# start of Provided data

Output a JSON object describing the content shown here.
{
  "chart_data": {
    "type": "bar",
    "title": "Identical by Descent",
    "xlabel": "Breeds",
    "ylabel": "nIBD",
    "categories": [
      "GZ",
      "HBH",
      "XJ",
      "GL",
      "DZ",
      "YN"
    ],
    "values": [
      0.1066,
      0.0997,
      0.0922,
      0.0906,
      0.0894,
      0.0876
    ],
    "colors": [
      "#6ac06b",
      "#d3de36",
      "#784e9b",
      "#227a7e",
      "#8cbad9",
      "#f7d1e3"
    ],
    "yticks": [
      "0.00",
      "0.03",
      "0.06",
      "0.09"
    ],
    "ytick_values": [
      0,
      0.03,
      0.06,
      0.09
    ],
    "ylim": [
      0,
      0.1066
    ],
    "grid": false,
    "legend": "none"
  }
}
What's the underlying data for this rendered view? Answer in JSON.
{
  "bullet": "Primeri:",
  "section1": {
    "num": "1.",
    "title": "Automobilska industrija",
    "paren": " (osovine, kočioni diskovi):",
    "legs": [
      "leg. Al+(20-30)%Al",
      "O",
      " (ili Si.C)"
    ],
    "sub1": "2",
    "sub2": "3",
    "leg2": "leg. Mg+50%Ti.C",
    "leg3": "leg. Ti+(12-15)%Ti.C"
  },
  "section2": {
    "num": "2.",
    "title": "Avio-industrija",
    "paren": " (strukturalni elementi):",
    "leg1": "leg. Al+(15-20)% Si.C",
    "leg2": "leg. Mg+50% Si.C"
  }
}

# end of Provided data

=== Task prompt ===
Gather and copy every line of the data in which the string "title" is found.

=== Response for this exercise ===
    "title": "Identical by Descent",
    "title": "Automobilska industrija",
    "title": "Avio-industrija",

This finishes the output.